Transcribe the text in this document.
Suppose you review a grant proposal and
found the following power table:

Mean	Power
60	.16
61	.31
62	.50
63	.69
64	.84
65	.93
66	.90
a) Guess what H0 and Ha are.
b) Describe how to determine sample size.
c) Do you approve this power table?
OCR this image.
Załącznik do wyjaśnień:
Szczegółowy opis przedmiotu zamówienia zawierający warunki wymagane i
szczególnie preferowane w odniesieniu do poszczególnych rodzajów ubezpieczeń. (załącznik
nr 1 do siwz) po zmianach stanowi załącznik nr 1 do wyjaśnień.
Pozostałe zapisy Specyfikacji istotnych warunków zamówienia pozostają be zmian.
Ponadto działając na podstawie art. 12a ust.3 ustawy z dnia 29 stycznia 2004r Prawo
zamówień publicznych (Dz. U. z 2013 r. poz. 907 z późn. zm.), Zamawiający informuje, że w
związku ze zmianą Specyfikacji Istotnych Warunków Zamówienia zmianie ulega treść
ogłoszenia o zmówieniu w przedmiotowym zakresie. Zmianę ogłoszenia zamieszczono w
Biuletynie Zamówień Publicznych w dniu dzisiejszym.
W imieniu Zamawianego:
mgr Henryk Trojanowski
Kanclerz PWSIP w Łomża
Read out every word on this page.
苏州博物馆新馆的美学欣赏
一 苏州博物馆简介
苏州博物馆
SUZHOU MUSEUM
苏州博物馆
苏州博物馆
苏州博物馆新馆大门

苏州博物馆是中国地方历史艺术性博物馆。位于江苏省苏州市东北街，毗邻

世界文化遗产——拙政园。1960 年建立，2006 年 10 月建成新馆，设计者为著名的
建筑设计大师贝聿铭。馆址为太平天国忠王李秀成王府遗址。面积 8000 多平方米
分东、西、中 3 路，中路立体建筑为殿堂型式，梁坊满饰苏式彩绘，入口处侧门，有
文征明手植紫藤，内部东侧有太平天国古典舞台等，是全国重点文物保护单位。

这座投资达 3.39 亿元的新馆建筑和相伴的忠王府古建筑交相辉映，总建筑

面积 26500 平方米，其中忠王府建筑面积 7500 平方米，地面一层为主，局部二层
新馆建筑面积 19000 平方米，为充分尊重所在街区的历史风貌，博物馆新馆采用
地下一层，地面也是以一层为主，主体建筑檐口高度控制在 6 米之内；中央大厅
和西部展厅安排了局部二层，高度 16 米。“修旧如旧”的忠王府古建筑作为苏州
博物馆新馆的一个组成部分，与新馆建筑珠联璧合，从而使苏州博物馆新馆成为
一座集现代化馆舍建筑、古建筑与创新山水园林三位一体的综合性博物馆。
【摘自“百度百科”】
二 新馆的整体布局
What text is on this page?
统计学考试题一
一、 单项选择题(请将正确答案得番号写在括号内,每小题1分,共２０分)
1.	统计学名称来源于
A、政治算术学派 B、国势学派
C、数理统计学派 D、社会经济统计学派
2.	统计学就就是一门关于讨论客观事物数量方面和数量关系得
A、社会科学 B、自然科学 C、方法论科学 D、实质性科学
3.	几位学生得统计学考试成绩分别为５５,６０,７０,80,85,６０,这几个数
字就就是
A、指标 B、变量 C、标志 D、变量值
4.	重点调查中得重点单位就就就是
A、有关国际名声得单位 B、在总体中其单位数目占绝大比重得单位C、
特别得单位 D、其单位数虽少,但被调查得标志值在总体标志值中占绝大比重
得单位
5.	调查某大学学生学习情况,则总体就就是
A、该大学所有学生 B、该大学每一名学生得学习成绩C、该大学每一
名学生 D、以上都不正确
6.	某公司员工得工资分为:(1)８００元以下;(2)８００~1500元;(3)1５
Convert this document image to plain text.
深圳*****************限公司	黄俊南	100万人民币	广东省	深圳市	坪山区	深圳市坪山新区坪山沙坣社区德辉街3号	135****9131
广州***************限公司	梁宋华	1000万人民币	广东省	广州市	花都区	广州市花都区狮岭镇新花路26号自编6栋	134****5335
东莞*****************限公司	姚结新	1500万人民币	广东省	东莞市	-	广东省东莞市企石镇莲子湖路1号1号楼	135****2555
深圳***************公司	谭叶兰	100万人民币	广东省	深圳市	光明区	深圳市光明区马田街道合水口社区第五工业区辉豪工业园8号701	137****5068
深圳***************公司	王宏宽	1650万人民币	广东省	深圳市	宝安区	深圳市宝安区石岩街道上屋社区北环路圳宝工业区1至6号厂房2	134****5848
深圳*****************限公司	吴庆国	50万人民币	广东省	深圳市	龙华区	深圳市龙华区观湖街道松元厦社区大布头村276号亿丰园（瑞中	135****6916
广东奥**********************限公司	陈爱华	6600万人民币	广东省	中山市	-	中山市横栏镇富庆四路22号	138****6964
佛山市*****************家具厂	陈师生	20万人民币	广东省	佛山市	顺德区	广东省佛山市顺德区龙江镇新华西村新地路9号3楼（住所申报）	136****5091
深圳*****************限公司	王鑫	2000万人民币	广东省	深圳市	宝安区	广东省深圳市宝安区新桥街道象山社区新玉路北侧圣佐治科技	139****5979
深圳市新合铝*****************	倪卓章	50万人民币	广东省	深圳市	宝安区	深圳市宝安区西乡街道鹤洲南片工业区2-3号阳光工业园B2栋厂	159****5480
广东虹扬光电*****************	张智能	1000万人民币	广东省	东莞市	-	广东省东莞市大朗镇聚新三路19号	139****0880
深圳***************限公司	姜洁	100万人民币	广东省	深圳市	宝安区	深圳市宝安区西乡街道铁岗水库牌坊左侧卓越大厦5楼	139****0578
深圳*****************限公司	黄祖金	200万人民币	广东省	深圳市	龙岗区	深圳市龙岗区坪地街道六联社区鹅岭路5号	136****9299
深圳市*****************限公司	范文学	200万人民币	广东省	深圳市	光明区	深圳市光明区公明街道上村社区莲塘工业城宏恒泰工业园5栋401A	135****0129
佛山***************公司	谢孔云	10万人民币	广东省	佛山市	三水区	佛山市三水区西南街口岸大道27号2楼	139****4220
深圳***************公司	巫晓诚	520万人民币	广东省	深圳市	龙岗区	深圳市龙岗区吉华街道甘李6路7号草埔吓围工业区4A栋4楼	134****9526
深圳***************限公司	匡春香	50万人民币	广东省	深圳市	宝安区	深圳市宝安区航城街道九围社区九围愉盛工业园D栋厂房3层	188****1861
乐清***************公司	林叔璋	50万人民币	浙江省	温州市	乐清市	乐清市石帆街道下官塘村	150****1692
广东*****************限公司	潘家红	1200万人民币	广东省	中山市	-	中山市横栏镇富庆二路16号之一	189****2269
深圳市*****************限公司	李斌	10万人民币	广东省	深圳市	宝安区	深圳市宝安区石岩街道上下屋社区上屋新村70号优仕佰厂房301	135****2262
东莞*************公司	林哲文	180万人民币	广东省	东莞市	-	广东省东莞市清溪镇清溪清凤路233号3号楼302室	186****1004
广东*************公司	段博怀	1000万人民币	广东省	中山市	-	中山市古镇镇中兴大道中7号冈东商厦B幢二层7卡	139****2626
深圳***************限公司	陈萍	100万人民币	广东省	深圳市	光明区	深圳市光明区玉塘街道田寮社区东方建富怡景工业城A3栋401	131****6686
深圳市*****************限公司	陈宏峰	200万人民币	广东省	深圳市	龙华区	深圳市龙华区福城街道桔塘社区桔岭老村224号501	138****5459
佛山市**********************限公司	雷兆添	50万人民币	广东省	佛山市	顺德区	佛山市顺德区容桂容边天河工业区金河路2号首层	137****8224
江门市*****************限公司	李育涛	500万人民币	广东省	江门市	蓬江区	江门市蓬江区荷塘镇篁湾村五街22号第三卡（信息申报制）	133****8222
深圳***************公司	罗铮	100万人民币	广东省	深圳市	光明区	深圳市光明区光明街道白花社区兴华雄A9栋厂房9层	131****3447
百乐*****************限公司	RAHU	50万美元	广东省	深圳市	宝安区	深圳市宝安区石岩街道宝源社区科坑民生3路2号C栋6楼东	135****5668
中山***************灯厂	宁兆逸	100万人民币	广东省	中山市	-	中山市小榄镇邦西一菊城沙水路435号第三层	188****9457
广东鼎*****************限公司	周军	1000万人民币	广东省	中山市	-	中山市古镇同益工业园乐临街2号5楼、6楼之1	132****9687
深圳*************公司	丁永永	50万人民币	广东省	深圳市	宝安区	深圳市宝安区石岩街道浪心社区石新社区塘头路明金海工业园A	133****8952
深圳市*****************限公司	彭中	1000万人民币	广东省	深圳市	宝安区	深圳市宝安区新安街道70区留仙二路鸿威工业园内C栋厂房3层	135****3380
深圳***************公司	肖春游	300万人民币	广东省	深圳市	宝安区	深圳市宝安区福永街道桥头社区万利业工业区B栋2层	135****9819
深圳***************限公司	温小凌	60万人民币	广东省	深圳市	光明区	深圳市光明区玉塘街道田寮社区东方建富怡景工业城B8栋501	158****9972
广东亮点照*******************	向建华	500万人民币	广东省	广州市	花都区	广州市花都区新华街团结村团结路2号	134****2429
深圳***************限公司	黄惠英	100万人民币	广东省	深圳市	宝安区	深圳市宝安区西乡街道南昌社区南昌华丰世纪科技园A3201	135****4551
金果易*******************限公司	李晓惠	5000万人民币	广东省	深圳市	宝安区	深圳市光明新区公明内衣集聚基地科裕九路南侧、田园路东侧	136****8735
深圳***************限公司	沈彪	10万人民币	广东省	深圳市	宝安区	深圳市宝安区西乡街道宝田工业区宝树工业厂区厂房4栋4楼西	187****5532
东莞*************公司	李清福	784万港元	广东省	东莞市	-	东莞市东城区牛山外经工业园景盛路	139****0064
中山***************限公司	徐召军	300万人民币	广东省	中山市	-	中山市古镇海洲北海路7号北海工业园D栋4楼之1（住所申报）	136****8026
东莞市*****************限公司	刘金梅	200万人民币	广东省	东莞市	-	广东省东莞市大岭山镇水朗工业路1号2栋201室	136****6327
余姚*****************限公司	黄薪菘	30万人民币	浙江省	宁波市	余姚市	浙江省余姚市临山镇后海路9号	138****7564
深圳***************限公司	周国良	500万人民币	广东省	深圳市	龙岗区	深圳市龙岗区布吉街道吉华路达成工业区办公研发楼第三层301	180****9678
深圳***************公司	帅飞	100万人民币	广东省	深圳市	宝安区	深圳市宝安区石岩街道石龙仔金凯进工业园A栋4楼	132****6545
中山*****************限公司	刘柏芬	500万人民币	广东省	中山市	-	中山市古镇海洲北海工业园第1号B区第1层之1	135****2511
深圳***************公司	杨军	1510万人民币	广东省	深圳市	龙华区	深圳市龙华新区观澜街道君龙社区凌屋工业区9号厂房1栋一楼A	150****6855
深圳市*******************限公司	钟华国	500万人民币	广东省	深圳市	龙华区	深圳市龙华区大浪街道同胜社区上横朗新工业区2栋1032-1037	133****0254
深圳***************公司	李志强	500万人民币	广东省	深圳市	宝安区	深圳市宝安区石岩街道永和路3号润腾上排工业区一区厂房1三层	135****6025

What the exercise asks> Check each line above for the string "document" and report how many lines have it, giving only the number.

Solution for this exercise> 2